━━━ Supplied entries
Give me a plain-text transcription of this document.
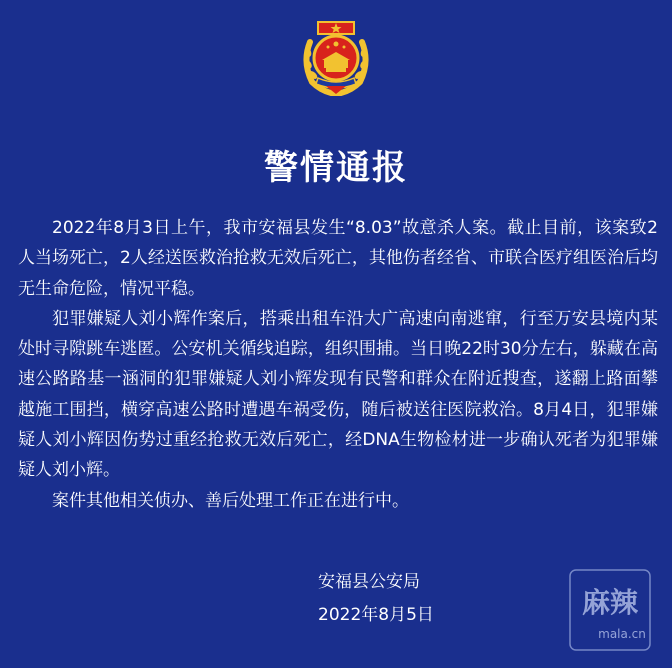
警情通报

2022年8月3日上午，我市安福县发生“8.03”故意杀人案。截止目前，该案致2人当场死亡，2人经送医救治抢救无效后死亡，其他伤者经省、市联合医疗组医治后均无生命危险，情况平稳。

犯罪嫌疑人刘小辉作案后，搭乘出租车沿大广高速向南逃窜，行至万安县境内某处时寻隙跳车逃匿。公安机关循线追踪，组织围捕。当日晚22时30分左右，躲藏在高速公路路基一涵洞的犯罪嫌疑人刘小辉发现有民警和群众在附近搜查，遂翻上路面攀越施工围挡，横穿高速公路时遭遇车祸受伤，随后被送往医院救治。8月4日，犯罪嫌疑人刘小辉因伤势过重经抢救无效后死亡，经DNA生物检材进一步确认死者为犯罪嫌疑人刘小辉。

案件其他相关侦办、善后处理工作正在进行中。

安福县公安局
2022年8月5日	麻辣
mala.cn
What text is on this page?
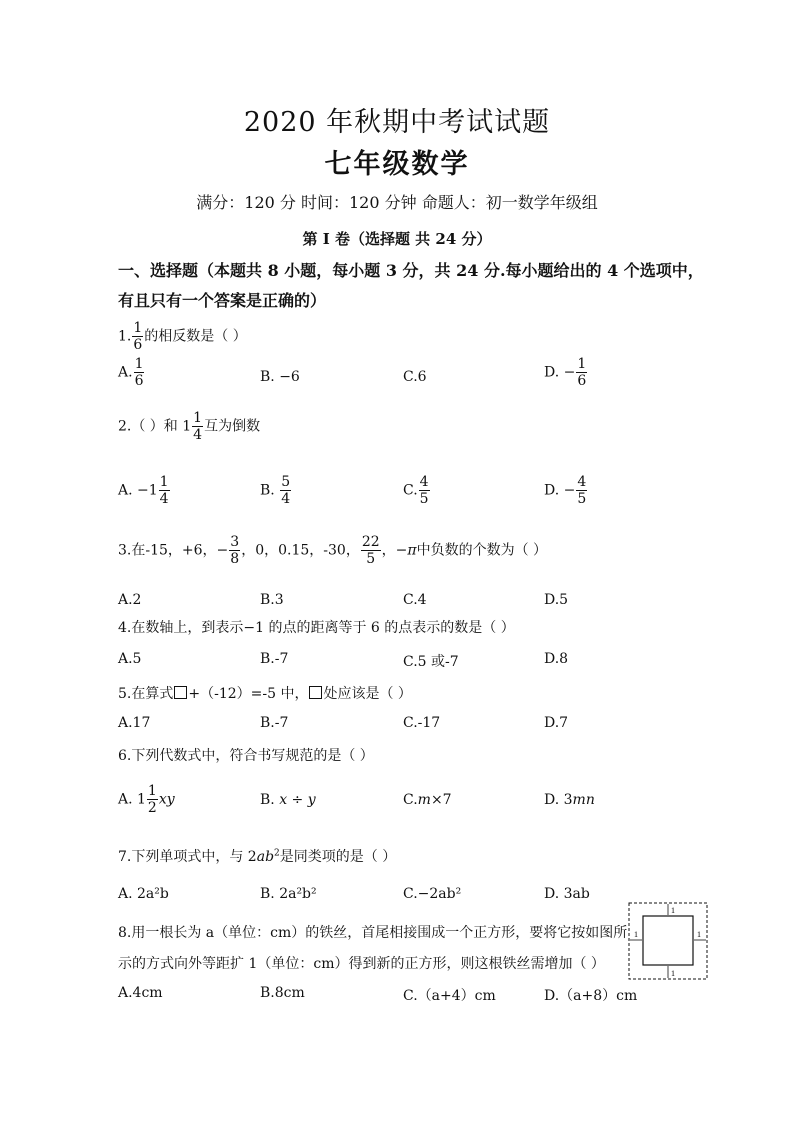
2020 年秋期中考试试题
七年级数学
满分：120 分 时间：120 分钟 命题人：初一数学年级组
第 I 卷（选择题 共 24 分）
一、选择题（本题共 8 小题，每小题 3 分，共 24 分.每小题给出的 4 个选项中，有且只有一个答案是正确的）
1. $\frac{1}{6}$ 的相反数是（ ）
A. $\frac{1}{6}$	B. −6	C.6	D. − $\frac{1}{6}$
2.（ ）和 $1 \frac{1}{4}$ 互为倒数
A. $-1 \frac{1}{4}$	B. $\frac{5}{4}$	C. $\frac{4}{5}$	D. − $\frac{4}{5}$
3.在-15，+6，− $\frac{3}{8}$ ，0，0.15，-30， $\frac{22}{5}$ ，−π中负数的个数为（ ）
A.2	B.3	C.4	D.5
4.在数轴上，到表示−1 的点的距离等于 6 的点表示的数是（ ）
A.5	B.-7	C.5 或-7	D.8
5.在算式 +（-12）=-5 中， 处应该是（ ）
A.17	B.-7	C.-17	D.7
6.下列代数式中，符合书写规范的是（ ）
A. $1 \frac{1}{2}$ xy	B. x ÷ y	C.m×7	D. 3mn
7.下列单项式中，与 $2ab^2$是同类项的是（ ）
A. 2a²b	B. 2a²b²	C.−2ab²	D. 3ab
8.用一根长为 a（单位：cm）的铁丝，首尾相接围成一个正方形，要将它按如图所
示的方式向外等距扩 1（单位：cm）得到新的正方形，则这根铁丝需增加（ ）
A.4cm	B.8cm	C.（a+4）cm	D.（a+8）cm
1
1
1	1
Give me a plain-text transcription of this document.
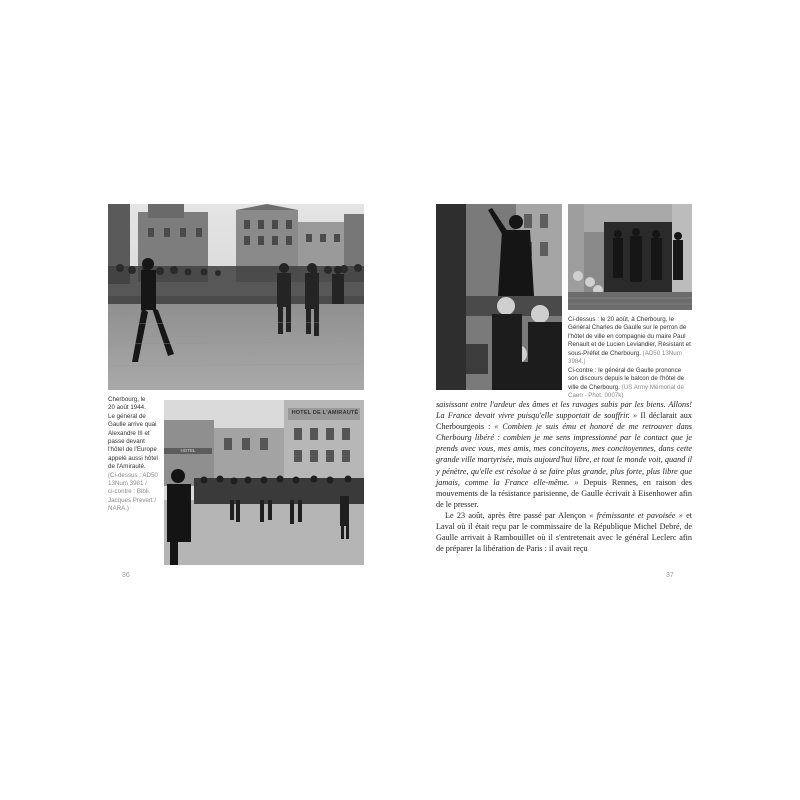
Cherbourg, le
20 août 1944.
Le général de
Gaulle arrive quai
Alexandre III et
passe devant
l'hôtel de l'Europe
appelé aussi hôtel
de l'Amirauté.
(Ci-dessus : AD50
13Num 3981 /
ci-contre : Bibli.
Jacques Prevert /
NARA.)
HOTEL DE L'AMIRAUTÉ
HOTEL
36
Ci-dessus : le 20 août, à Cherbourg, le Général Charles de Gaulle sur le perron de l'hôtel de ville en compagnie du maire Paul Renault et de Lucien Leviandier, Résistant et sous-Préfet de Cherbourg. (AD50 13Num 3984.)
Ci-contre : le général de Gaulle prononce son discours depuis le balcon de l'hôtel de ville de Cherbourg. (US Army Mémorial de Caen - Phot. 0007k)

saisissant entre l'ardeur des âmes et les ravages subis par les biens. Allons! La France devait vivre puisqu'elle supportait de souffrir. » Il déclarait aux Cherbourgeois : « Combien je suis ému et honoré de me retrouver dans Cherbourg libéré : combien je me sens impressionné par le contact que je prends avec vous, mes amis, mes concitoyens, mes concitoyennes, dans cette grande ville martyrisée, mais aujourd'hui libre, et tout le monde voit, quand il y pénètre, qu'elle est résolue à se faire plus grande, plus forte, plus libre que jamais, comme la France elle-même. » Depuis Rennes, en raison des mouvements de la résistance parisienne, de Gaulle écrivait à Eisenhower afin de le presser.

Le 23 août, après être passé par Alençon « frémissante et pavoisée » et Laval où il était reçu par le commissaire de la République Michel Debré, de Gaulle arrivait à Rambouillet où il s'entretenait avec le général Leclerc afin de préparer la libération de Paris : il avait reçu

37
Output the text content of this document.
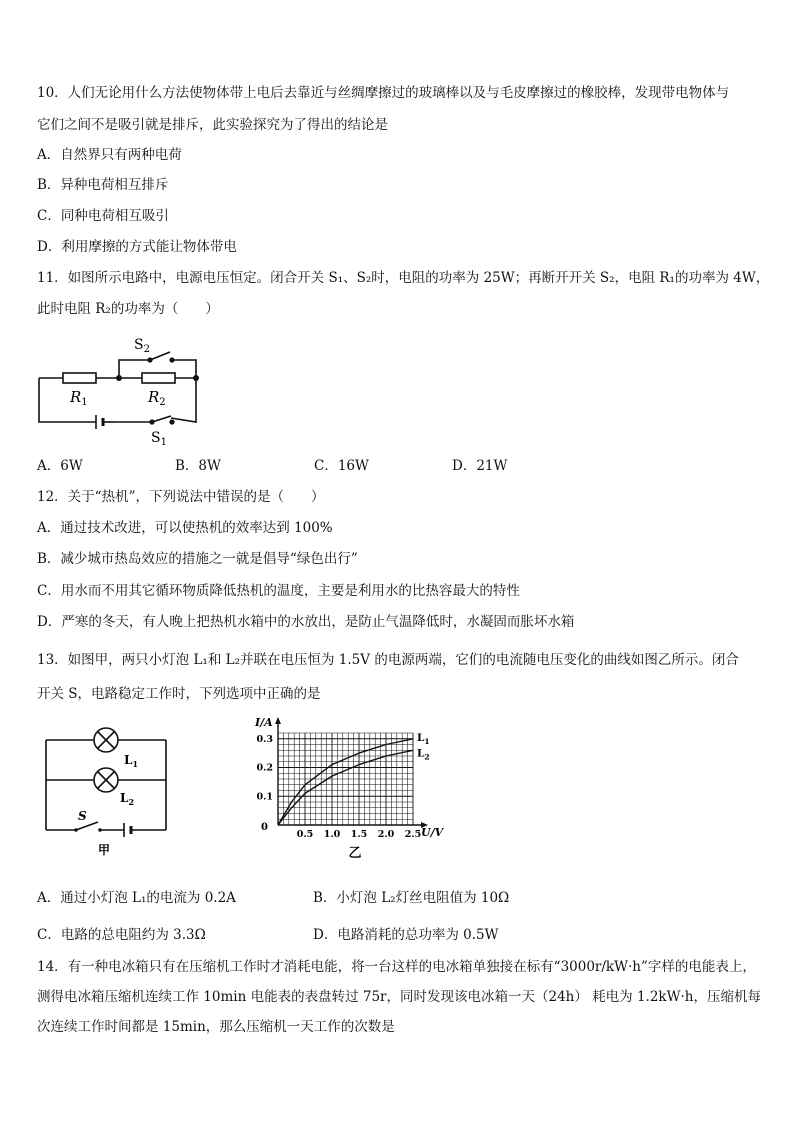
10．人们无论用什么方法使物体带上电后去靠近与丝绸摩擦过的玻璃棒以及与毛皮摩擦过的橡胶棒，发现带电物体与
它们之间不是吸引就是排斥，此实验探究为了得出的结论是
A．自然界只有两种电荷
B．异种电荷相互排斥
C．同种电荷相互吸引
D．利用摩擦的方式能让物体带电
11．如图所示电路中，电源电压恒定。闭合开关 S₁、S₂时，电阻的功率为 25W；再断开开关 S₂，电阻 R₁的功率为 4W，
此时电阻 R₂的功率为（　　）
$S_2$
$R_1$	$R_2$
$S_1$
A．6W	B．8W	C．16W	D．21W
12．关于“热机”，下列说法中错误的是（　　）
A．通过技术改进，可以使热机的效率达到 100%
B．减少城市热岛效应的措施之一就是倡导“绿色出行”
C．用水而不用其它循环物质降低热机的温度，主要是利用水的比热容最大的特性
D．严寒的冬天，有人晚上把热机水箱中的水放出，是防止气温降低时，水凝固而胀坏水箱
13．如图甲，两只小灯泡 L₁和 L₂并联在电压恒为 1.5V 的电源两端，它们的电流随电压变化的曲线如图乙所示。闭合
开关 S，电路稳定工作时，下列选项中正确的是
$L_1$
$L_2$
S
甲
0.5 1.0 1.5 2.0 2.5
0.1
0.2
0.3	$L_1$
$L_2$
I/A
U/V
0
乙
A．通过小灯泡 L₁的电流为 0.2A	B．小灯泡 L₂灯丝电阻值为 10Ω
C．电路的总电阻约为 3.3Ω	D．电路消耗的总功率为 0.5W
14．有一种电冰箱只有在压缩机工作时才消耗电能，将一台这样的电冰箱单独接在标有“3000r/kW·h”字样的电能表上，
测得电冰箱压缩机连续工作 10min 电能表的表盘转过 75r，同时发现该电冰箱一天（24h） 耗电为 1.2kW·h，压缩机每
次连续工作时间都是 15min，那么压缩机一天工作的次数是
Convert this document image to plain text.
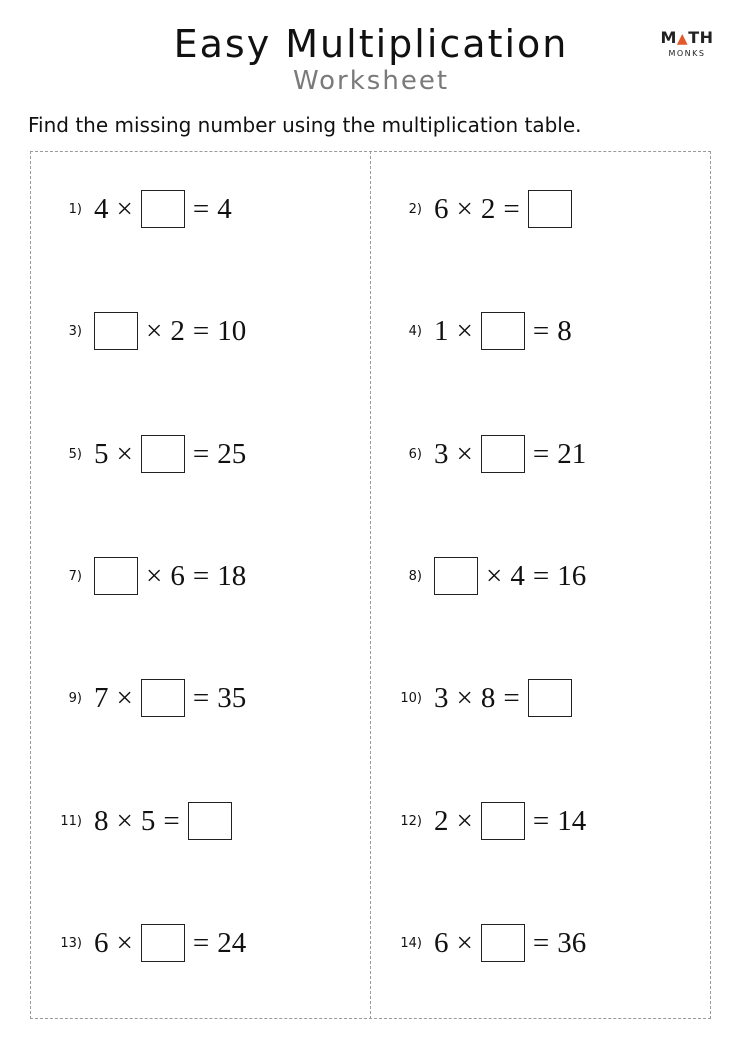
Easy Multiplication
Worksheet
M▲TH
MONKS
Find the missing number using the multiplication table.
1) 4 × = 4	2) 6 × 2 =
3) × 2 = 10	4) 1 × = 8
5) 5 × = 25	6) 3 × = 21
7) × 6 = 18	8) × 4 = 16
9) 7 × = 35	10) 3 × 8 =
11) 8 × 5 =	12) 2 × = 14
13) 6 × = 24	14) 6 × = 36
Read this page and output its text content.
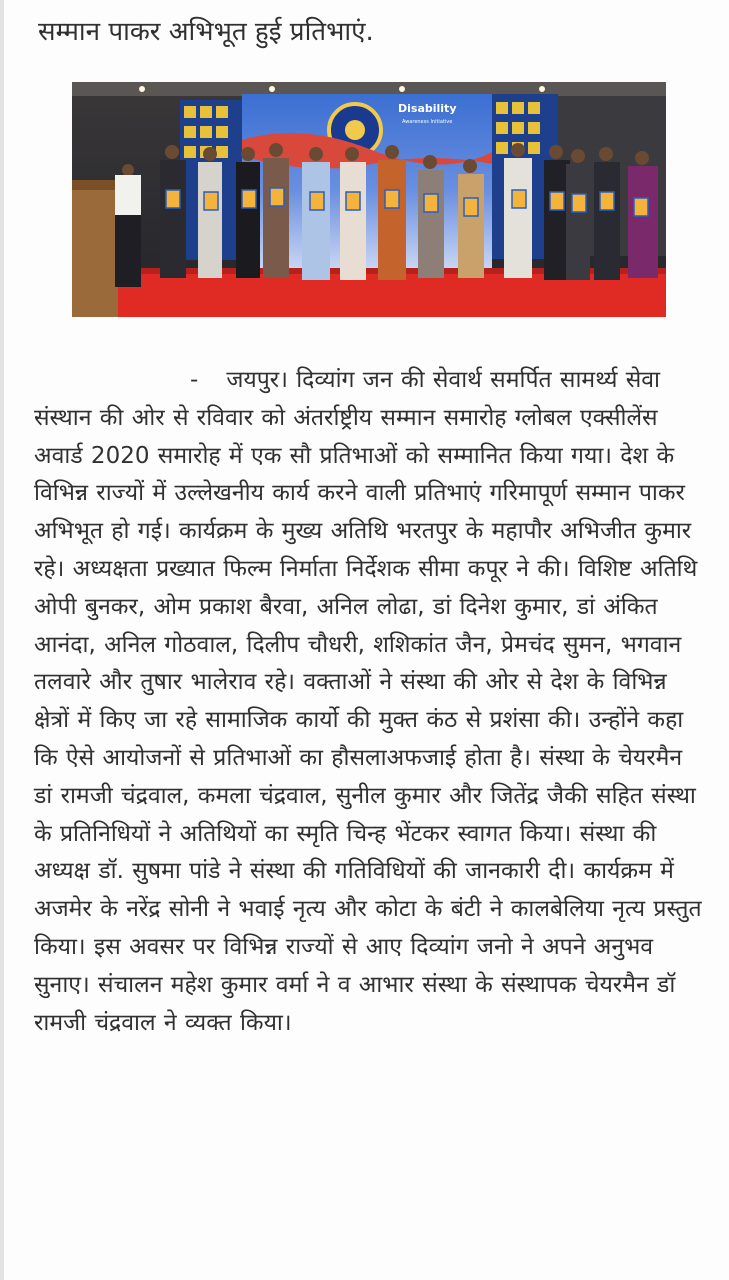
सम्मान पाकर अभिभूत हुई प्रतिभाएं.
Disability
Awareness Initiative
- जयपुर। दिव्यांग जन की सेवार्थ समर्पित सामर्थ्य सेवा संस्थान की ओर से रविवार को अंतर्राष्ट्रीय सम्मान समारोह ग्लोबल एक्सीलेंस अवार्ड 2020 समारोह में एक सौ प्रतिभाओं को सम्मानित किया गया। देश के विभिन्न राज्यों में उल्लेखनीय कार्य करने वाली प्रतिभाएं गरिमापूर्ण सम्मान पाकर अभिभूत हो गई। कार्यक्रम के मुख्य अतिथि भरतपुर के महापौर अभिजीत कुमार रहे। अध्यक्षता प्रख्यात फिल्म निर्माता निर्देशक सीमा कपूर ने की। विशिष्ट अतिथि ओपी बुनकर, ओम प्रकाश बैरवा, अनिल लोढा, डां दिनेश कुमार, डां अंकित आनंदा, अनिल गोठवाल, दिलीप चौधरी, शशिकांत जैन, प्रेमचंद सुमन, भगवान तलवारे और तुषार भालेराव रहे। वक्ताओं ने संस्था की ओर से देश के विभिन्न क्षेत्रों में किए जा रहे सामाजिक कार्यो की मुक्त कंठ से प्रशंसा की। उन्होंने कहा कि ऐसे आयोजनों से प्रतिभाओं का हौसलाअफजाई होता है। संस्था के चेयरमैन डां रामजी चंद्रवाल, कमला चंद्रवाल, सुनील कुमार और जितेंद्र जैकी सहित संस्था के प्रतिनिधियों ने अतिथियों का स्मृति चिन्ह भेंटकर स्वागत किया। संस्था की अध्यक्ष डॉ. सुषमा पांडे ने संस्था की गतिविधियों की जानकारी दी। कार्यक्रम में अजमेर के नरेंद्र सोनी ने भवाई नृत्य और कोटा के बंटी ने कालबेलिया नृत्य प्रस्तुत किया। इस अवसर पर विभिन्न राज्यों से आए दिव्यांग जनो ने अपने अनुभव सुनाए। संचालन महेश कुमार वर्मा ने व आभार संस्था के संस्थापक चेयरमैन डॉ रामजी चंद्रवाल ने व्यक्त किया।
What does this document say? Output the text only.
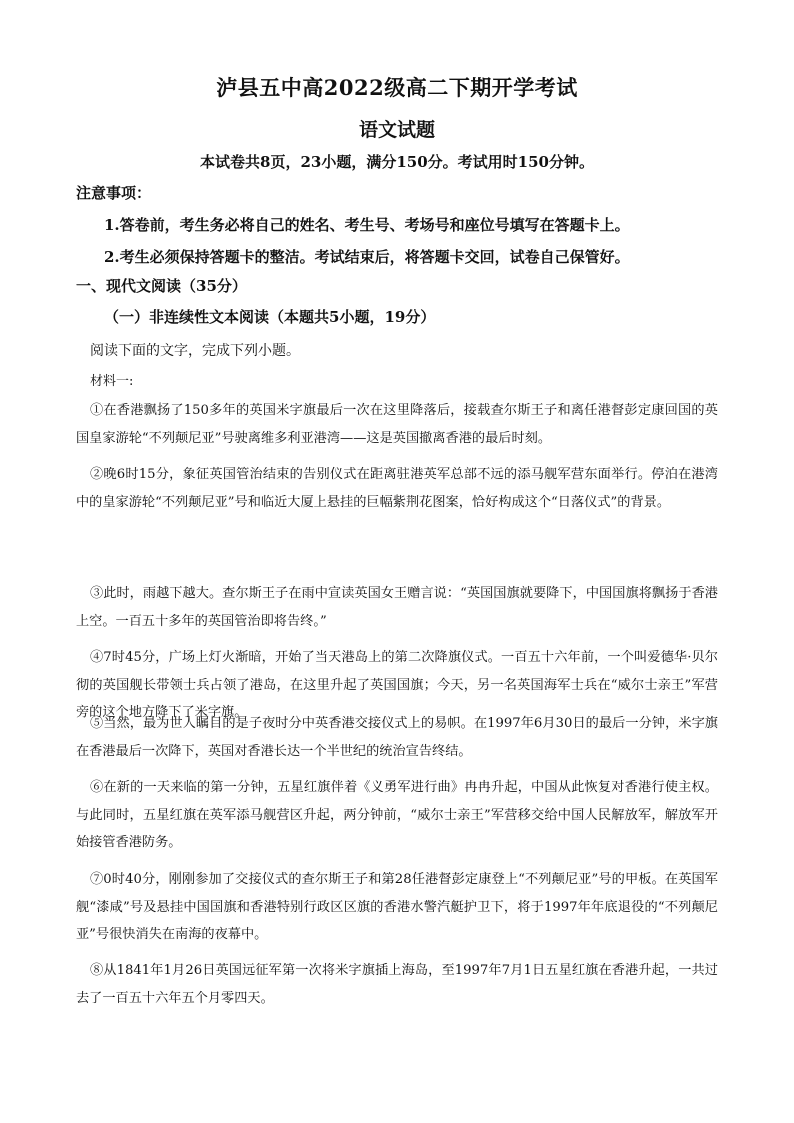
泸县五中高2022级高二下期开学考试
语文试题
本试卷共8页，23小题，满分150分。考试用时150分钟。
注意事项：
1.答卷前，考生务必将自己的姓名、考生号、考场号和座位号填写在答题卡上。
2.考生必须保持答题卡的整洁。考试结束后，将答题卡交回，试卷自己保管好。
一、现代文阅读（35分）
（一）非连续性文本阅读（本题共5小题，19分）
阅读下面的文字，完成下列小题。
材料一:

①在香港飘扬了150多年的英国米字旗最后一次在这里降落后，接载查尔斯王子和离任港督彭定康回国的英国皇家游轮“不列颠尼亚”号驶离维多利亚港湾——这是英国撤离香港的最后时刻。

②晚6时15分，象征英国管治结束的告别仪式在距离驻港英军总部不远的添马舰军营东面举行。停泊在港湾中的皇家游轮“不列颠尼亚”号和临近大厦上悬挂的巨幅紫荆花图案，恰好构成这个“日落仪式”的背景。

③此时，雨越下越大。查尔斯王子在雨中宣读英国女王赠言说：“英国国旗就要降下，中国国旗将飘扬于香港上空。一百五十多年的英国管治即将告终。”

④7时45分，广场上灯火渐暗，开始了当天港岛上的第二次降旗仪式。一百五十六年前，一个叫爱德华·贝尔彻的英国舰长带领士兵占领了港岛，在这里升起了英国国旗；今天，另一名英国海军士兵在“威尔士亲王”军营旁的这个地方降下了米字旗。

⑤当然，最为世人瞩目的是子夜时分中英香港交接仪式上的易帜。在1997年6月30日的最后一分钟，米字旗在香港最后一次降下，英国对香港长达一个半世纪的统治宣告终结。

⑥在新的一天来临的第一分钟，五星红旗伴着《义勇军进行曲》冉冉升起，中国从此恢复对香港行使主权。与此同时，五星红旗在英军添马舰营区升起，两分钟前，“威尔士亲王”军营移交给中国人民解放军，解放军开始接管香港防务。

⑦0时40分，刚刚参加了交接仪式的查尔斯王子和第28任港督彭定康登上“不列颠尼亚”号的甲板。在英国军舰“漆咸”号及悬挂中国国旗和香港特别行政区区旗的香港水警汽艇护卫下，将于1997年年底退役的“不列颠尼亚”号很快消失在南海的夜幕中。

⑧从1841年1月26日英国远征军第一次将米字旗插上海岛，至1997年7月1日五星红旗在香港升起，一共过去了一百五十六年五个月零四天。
━━━━━━
### Set exercise
Return from the data every line that holds "frac".

### The response
1. $\frac{1}{6}$ 的相反数是（ ）
A. $\frac{1}{6}$	B. −6	C.6	D. − $\frac{1}{6}$
2.（ ）和 $1 \frac{1}{4}$ 互为倒数
A. $-1 \frac{1}{4}$	B. $\frac{5}{4}$	C. $\frac{4}{5}$	D. − $\frac{4}{5}$
3.在-15，+6，− $\frac{3}{8}$ ，0，0.15，-30， $\frac{22}{5}$ ，−π中负数的个数为（ ）
A. $1 \frac{1}{2}$ xy	B. x ÷ y	C.m×7	D. 3mn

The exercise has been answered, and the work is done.